_Task prompt:_ Take the line that contains "Output a JSON" as the first line and the final line of the records as the last; return exactly those lines and the lines between.

_The input:_
★ ★ ★

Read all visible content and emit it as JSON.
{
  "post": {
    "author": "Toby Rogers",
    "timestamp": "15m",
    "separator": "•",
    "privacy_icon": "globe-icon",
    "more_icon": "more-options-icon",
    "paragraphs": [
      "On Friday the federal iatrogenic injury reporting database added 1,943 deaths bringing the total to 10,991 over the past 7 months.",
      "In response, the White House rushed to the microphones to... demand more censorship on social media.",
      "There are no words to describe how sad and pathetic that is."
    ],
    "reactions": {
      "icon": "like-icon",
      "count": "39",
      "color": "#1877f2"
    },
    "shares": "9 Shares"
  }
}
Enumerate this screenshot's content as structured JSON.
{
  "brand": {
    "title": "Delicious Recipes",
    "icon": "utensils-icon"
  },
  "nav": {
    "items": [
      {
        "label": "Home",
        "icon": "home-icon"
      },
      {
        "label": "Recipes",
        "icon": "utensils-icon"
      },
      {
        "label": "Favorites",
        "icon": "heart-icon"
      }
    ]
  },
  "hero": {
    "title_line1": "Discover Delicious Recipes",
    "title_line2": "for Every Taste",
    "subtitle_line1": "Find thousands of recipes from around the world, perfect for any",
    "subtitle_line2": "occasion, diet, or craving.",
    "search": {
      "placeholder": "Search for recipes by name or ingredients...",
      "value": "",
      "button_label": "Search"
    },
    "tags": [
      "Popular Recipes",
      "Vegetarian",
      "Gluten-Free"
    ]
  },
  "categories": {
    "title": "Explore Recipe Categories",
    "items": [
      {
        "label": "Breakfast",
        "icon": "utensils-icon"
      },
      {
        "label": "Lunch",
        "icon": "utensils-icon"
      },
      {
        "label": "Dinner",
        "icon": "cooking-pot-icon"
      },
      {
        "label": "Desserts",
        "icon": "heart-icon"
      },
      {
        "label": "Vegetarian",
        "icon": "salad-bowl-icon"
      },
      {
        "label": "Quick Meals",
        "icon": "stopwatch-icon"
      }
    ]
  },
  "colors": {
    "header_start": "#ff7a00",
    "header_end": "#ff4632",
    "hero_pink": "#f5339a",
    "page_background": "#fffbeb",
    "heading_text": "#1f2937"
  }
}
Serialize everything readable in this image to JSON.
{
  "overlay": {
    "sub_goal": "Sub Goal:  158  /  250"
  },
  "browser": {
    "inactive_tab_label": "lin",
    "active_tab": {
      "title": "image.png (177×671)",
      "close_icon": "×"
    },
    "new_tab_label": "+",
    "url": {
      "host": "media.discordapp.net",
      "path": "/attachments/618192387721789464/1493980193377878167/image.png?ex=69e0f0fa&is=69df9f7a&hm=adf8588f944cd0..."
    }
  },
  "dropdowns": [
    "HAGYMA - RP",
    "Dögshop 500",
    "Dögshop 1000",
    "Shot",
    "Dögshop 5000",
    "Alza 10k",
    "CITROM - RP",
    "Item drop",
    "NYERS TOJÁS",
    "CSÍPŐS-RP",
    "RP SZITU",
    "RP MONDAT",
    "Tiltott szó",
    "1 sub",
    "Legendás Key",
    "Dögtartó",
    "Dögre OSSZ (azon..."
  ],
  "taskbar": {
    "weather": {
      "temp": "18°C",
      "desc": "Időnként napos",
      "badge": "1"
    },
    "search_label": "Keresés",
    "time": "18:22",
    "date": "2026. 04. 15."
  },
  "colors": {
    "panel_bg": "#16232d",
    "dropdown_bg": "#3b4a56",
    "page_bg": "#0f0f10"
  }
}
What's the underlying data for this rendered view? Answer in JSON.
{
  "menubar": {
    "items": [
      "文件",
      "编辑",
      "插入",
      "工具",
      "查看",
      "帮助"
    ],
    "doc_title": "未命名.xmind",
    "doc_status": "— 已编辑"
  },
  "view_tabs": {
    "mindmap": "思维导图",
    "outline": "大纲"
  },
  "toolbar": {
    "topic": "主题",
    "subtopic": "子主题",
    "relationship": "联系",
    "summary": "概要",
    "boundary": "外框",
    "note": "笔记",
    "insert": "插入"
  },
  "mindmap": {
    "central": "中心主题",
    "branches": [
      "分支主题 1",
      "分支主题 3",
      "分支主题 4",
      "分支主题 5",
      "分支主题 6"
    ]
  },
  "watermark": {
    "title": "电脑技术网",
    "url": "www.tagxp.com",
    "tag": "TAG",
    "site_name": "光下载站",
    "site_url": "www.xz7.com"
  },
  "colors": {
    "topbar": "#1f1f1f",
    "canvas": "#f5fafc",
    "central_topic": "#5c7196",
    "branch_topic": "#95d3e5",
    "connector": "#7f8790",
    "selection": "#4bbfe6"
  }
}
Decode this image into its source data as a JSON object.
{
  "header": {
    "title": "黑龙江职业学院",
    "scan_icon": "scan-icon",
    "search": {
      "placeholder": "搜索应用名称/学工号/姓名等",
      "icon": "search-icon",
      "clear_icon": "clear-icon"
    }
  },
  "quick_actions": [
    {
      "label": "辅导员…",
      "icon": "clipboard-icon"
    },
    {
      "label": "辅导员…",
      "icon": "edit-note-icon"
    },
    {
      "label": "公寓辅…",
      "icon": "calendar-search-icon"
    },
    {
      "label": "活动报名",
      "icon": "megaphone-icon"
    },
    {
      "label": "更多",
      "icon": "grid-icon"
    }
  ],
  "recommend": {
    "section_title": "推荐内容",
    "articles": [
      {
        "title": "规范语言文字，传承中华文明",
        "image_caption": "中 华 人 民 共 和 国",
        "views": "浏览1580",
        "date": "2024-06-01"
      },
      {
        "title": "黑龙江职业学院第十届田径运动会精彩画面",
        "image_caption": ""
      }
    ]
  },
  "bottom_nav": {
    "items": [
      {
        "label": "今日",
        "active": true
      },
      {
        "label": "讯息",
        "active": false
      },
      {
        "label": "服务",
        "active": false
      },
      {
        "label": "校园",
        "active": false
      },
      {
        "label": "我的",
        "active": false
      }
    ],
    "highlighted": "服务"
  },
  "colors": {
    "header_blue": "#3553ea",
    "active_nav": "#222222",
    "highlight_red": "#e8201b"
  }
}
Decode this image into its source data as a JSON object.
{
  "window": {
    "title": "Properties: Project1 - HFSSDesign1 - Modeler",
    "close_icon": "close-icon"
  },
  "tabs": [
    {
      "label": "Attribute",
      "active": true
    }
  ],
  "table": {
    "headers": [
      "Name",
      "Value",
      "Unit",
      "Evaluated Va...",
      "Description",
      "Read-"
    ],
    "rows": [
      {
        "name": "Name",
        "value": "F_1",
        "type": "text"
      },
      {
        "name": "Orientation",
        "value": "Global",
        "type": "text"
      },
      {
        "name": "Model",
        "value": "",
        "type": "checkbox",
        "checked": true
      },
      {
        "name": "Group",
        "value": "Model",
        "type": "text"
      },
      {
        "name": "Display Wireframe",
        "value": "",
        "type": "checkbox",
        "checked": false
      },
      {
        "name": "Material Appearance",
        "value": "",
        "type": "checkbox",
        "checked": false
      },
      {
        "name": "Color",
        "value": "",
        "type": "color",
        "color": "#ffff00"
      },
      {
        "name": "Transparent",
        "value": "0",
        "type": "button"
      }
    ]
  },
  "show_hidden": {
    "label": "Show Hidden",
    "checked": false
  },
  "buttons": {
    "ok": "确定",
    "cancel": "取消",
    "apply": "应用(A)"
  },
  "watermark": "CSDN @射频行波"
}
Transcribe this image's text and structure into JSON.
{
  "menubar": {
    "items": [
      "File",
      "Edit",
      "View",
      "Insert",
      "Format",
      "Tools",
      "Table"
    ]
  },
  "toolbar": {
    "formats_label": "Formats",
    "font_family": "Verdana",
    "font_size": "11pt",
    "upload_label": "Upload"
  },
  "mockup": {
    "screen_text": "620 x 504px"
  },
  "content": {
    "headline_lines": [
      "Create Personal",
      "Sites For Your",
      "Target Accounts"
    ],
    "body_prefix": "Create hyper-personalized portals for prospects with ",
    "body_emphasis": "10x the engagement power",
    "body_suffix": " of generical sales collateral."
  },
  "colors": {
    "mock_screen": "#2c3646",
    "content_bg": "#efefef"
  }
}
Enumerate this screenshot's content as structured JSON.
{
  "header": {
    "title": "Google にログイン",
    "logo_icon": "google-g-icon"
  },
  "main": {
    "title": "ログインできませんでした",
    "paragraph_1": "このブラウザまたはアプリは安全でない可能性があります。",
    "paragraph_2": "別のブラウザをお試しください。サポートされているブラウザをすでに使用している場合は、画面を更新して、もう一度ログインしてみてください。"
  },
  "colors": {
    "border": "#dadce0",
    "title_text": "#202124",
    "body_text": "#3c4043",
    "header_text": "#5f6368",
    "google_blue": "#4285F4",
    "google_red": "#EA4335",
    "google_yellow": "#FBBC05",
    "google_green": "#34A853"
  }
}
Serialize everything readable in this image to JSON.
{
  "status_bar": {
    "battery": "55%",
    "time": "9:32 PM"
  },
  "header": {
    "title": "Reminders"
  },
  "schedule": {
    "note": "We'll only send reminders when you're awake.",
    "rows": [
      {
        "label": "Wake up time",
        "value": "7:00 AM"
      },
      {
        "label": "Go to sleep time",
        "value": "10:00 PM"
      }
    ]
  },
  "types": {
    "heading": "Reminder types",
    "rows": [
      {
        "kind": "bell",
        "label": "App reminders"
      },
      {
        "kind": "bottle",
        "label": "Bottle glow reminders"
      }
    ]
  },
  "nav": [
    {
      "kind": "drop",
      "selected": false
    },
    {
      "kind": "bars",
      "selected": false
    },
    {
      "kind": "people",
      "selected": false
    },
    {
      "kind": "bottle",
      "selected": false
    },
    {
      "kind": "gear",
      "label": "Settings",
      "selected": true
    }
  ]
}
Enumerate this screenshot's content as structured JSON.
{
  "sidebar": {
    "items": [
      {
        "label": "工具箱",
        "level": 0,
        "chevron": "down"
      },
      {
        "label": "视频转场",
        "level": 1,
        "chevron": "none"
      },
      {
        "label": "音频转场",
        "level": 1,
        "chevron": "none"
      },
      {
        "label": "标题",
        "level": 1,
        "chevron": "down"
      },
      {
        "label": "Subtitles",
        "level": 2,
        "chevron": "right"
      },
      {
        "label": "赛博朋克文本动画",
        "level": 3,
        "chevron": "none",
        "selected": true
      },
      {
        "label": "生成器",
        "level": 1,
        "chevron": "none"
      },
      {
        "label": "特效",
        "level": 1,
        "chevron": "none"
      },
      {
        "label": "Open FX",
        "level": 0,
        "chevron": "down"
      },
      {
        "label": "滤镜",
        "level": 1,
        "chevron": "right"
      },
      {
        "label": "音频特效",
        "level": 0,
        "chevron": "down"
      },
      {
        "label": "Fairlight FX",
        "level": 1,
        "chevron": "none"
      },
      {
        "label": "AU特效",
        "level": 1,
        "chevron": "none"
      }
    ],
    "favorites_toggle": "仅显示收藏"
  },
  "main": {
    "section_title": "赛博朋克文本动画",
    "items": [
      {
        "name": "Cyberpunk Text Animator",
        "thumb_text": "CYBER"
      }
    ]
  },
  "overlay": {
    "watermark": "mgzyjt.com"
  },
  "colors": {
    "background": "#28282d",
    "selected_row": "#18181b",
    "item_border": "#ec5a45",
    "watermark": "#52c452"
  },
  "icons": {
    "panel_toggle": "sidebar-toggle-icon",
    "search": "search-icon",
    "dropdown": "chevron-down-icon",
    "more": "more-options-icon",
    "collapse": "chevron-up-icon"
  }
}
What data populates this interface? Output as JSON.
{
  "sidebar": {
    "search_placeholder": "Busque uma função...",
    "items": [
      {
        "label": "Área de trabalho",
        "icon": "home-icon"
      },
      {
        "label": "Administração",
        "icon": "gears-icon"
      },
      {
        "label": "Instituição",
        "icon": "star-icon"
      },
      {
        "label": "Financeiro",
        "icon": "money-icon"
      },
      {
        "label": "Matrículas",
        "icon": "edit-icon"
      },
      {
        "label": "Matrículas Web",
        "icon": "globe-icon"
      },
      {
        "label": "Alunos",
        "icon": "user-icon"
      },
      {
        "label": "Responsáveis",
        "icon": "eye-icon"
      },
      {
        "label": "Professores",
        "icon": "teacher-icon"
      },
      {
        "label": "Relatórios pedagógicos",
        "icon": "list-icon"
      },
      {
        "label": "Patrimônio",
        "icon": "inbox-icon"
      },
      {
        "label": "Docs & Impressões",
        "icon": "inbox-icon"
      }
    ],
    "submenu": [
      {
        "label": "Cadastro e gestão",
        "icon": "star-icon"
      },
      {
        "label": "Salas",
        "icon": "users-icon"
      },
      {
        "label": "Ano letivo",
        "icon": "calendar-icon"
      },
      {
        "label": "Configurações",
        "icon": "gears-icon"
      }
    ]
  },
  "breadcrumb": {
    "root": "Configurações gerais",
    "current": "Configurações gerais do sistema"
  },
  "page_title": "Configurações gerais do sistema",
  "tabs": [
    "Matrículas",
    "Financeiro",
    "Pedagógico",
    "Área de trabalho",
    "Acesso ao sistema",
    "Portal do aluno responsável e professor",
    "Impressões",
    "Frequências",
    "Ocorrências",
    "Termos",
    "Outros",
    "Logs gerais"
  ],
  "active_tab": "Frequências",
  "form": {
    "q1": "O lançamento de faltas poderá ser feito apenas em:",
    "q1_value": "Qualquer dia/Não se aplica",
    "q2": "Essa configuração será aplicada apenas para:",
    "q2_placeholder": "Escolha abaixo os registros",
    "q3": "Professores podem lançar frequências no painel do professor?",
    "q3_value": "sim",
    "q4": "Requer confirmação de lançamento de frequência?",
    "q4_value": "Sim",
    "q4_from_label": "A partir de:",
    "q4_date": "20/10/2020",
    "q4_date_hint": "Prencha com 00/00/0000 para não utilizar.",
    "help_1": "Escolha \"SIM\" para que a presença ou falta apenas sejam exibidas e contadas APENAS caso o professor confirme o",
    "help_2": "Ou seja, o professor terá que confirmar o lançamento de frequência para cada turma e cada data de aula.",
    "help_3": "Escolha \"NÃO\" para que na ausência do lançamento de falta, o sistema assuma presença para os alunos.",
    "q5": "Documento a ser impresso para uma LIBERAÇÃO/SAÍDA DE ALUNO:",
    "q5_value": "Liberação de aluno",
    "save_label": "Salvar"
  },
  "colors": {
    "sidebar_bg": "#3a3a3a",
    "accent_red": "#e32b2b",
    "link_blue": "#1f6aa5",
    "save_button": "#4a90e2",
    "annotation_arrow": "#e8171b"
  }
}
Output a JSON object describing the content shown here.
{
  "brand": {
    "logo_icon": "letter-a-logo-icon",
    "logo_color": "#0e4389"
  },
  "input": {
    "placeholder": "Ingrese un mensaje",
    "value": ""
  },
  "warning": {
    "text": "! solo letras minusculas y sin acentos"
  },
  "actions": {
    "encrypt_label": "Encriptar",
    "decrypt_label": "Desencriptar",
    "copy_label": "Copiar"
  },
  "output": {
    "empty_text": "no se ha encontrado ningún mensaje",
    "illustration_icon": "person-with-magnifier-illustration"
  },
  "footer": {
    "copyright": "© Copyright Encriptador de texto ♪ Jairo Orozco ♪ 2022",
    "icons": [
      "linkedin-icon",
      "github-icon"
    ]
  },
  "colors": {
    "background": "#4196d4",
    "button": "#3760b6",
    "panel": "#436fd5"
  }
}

★ ★ ★

_Worked answer:_
Output a JSON object describing the content shown here.
{
  "brand": {
    "logo_icon": "letter-a-logo-icon",
    "logo_color": "#0e4389"
  },
  "input": {
    "placeholder": "Ingrese un mensaje",
    "value": ""
  },
  "warning": {
    "text": "! solo letras minusculas y sin acentos"
  },
  "actions": {
    "encrypt_label": "Encriptar",
    "decrypt_label": "Desencriptar",
    "copy_label": "Copiar"
  },
  "output": {
    "empty_text": "no se ha encontrado ningún mensaje",
    "illustration_icon": "person-with-magnifier-illustration"
  },
  "footer": {
    "copyright": "© Copyright Encriptador de texto ♪ Jairo Orozco ♪ 2022",
    "icons": [
      "linkedin-icon",
      "github-icon"
    ]
  },
  "colors": {
    "background": "#4196d4",
    "button": "#3760b6",
    "panel": "#436fd5"
  }
}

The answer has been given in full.